Your task:
From the listing below, pull out all lines with "passenger" in them.

Material for the task:

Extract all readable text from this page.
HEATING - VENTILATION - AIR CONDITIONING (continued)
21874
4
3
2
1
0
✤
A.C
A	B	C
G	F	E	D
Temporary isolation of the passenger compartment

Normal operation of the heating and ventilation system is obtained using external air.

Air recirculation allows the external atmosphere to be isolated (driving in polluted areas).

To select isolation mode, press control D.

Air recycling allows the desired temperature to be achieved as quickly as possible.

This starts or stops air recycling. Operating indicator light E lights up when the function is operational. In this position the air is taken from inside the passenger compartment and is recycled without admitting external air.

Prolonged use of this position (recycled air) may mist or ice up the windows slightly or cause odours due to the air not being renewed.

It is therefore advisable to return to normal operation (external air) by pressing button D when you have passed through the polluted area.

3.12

Answer:
Temporary isolation of the passenger compartment
This starts or stops air recycling. Operating indicator light E lights up when the function is operational. In this position the air is taken from inside the passenger compartment and is recycled without admitting external air.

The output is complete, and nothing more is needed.